------ Provided data

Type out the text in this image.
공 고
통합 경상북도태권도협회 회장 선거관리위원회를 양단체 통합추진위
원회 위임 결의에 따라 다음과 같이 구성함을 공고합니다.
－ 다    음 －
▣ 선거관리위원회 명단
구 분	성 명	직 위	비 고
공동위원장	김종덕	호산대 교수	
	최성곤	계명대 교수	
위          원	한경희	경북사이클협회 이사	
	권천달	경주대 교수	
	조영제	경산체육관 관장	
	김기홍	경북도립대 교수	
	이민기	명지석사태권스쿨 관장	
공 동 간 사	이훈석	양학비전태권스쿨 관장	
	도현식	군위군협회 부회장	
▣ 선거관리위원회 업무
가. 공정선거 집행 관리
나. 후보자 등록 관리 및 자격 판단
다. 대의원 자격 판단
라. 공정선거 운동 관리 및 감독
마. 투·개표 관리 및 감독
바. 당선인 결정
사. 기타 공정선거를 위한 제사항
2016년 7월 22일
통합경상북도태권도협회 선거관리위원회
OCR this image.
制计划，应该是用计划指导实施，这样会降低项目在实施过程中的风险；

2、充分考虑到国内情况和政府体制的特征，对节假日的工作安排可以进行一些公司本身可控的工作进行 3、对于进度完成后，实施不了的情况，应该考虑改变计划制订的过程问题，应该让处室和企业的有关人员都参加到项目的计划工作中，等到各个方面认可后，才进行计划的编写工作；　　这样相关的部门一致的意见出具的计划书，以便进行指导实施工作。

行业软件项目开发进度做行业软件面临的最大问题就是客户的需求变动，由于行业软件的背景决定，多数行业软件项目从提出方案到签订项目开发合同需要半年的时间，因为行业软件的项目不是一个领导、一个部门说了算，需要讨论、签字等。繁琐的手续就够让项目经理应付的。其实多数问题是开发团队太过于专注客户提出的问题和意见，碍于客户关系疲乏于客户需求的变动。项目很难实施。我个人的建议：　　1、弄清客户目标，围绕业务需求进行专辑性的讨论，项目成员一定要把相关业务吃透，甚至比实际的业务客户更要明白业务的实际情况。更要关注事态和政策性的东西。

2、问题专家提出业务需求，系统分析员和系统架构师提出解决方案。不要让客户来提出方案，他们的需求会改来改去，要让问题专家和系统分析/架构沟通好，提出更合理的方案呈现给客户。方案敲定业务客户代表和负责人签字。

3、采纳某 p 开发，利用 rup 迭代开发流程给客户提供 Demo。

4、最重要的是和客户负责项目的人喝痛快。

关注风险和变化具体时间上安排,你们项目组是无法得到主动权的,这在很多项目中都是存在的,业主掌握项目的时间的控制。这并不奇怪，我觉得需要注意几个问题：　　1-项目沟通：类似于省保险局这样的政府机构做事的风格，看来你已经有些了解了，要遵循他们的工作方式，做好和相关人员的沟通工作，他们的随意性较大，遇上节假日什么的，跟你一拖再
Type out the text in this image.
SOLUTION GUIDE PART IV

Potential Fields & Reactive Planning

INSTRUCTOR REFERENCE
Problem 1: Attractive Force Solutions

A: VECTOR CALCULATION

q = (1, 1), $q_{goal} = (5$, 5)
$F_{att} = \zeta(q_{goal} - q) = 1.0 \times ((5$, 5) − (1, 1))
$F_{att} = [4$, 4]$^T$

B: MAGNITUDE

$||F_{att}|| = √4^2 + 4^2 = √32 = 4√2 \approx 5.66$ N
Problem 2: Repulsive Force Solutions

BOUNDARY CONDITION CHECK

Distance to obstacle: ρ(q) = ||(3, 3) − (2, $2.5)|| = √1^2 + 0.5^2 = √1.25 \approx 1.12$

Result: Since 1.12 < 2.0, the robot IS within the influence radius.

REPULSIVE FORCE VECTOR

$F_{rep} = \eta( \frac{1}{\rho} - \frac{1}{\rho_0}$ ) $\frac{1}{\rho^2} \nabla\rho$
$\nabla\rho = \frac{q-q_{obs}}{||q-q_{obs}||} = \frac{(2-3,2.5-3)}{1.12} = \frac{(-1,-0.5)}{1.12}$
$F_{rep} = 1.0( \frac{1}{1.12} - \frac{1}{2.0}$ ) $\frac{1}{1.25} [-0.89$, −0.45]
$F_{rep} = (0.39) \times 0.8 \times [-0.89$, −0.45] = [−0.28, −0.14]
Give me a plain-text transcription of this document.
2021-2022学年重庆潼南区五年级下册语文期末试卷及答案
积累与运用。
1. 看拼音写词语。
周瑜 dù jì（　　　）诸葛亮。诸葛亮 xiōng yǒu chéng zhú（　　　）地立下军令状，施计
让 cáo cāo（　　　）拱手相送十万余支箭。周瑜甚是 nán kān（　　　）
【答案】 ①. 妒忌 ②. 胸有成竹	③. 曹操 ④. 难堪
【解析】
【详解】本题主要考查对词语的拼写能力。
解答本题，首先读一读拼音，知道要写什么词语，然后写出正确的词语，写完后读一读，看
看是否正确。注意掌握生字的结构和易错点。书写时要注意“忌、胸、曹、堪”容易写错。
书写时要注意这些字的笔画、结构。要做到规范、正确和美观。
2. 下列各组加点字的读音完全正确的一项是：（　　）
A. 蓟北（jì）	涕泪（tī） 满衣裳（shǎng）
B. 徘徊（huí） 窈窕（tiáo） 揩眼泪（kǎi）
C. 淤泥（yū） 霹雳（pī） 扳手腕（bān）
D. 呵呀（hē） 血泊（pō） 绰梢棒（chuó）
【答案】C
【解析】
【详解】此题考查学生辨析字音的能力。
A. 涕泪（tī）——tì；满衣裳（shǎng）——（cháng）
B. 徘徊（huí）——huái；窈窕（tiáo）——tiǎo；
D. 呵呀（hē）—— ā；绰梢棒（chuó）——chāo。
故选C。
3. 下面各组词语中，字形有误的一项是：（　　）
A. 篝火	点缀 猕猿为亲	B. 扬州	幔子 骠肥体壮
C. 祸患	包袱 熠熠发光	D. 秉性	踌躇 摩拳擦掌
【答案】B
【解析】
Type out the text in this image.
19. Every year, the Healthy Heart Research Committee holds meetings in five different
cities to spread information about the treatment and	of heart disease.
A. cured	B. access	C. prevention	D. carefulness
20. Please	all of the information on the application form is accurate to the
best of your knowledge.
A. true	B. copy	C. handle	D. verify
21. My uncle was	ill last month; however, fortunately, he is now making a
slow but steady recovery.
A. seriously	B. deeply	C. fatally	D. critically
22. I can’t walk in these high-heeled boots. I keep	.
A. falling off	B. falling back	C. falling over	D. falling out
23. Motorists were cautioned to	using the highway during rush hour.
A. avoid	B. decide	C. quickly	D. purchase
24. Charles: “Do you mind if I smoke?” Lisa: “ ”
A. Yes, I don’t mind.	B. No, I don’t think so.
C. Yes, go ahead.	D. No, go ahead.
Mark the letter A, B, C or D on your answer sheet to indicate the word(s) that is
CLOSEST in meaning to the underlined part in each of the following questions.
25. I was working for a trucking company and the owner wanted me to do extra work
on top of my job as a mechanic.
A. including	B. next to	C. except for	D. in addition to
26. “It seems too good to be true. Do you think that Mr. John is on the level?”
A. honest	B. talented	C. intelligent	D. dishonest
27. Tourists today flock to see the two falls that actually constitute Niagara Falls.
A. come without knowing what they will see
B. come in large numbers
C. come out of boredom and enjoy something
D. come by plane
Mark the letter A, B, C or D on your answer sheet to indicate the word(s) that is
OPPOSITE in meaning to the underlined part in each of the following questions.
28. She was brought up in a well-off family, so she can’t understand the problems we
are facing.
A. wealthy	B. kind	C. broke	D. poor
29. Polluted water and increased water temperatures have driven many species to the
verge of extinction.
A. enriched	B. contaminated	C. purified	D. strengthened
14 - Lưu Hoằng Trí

------------

* [What is required]:
Please quote the records above exactly, without skipping a line.

* [Full output]:
Type out the text in this image.
공 고
통합 경상북도태권도협회 회장 선거관리위원회를 양단체 통합추진위
원회 위임 결의에 따라 다음과 같이 구성함을 공고합니다.
－ 다    음 －
▣ 선거관리위원회 명단
구 분	성 명	직 위	비 고
공동위원장	김종덕	호산대 교수	
	최성곤	계명대 교수	
위          원	한경희	경북사이클협회 이사	
	권천달	경주대 교수	
	조영제	경산체육관 관장	
	김기홍	경북도립대 교수	
	이민기	명지석사태권스쿨 관장	
공 동 간 사	이훈석	양학비전태권스쿨 관장	
	도현식	군위군협회 부회장	
▣ 선거관리위원회 업무
가. 공정선거 집행 관리
나. 후보자 등록 관리 및 자격 판단
다. 대의원 자격 판단
라. 공정선거 운동 관리 및 감독
마. 투·개표 관리 및 감독
바. 당선인 결정
사. 기타 공정선거를 위한 제사항
2016년 7월 22일
통합경상북도태권도협회 선거관리위원회
OCR this image.
制计划，应该是用计划指导实施，这样会降低项目在实施过程中的风险；

2、充分考虑到国内情况和政府体制的特征，对节假日的工作安排可以进行一些公司本身可控的工作进行 3、对于进度完成后，实施不了的情况，应该考虑改变计划制订的过程问题，应该让处室和企业的有关人员都参加到项目的计划工作中，等到各个方面认可后，才进行计划的编写工作；　　这样相关的部门一致的意见出具的计划书，以便进行指导实施工作。

行业软件项目开发进度做行业软件面临的最大问题就是客户的需求变动，由于行业软件的背景决定，多数行业软件项目从提出方案到签订项目开发合同需要半年的时间，因为行业软件的项目不是一个领导、一个部门说了算，需要讨论、签字等。繁琐的手续就够让项目经理应付的。其实多数问题是开发团队太过于专注客户提出的问题和意见，碍于客户关系疲乏于客户需求的变动。项目很难实施。我个人的建议：　　1、弄清客户目标，围绕业务需求进行专辑性的讨论，项目成员一定要把相关业务吃透，甚至比实际的业务客户更要明白业务的实际情况。更要关注事态和政策性的东西。

2、问题专家提出业务需求，系统分析员和系统架构师提出解决方案。不要让客户来提出方案，他们的需求会改来改去，要让问题专家和系统分析/架构沟通好，提出更合理的方案呈现给客户。方案敲定业务客户代表和负责人签字。

3、采纳某 p 开发，利用 rup 迭代开发流程给客户提供 Demo。

4、最重要的是和客户负责项目的人喝痛快。

关注风险和变化具体时间上安排,你们项目组是无法得到主动权的,这在很多项目中都是存在的,业主掌握项目的时间的控制。这并不奇怪，我觉得需要注意几个问题：　　1-项目沟通：类似于省保险局这样的政府机构做事的风格，看来你已经有些了解了，要遵循他们的工作方式，做好和相关人员的沟通工作，他们的随意性较大，遇上节假日什么的，跟你一拖再
Type out the text in this image.
SOLUTION GUIDE PART IV

Potential Fields & Reactive Planning

INSTRUCTOR REFERENCE
Problem 1: Attractive Force Solutions

A: VECTOR CALCULATION

q = (1, 1), $q_{goal} = (5$, 5)
$F_{att} = \zeta(q_{goal} - q) = 1.0 \times ((5$, 5) − (1, 1))
$F_{att} = [4$, 4]$^T$

B: MAGNITUDE

$||F_{att}|| = √4^2 + 4^2 = √32 = 4√2 \approx 5.66$ N
Problem 2: Repulsive Force Solutions

BOUNDARY CONDITION CHECK

Distance to obstacle: ρ(q) = ||(3, 3) − (2, $2.5)|| = √1^2 + 0.5^2 = √1.25 \approx 1.12$

Result: Since 1.12 < 2.0, the robot IS within the influence radius.

REPULSIVE FORCE VECTOR

$F_{rep} = \eta( \frac{1}{\rho} - \frac{1}{\rho_0}$ ) $\frac{1}{\rho^2} \nabla\rho$
$\nabla\rho = \frac{q-q_{obs}}{||q-q_{obs}||} = \frac{(2-3,2.5-3)}{1.12} = \frac{(-1,-0.5)}{1.12}$
$F_{rep} = 1.0( \frac{1}{1.12} - \frac{1}{2.0}$ ) $\frac{1}{1.25} [-0.89$, −0.45]
$F_{rep} = (0.39) \times 0.8 \times [-0.89$, −0.45] = [−0.28, −0.14]
Give me a plain-text transcription of this document.
2021-2022学年重庆潼南区五年级下册语文期末试卷及答案
积累与运用。
1. 看拼音写词语。
周瑜 dù jì（　　　）诸葛亮。诸葛亮 xiōng yǒu chéng zhú（　　　）地立下军令状，施计
让 cáo cāo（　　　）拱手相送十万余支箭。周瑜甚是 nán kān（　　　）
【答案】 ①. 妒忌 ②. 胸有成竹	③. 曹操 ④. 难堪
【解析】
【详解】本题主要考查对词语的拼写能力。
解答本题，首先读一读拼音，知道要写什么词语，然后写出正确的词语，写完后读一读，看
看是否正确。注意掌握生字的结构和易错点。书写时要注意“忌、胸、曹、堪”容易写错。
书写时要注意这些字的笔画、结构。要做到规范、正确和美观。
2. 下列各组加点字的读音完全正确的一项是：（　　）
A. 蓟北（jì）	涕泪（tī） 满衣裳（shǎng）
B. 徘徊（huí） 窈窕（tiáo） 揩眼泪（kǎi）
C. 淤泥（yū） 霹雳（pī） 扳手腕（bān）
D. 呵呀（hē） 血泊（pō） 绰梢棒（chuó）
【答案】C
【解析】
【详解】此题考查学生辨析字音的能力。
A. 涕泪（tī）——tì；满衣裳（shǎng）——（cháng）
B. 徘徊（huí）——huái；窈窕（tiáo）——tiǎo；
D. 呵呀（hē）—— ā；绰梢棒（chuó）——chāo。
故选C。
3. 下面各组词语中，字形有误的一项是：（　　）
A. 篝火	点缀 猕猿为亲	B. 扬州	幔子 骠肥体壮
C. 祸患	包袱 熠熠发光	D. 秉性	踌躇 摩拳擦掌
【答案】B
【解析】
Type out the text in this image.
19. Every year, the Healthy Heart Research Committee holds meetings in five different
cities to spread information about the treatment and	of heart disease.
A. cured	B. access	C. prevention	D. carefulness
20. Please	all of the information on the application form is accurate to the
best of your knowledge.
A. true	B. copy	C. handle	D. verify
21. My uncle was	ill last month; however, fortunately, he is now making a
slow but steady recovery.
A. seriously	B. deeply	C. fatally	D. critically
22. I can’t walk in these high-heeled boots. I keep	.
A. falling off	B. falling back	C. falling over	D. falling out
23. Motorists were cautioned to	using the highway during rush hour.
A. avoid	B. decide	C. quickly	D. purchase
24. Charles: “Do you mind if I smoke?” Lisa: “ ”
A. Yes, I don’t mind.	B. No, I don’t think so.
C. Yes, go ahead.	D. No, go ahead.
Mark the letter A, B, C or D on your answer sheet to indicate the word(s) that is
CLOSEST in meaning to the underlined part in each of the following questions.
25. I was working for a trucking company and the owner wanted me to do extra work
on top of my job as a mechanic.
A. including	B. next to	C. except for	D. in addition to
26. “It seems too good to be true. Do you think that Mr. John is on the level?”
A. honest	B. talented	C. intelligent	D. dishonest
27. Tourists today flock to see the two falls that actually constitute Niagara Falls.
A. come without knowing what they will see
B. come in large numbers
C. come out of boredom and enjoy something
D. come by plane
Mark the letter A, B, C or D on your answer sheet to indicate the word(s) that is
OPPOSITE in meaning to the underlined part in each of the following questions.
28. She was brought up in a well-off family, so she can’t understand the problems we
are facing.
A. wealthy	B. kind	C. broke	D. poor
29. Polluted water and increased water temperatures have driven many species to the
verge of extinction.
A. enriched	B. contaminated	C. purified	D. strengthened
14 - Lưu Hoằng Trí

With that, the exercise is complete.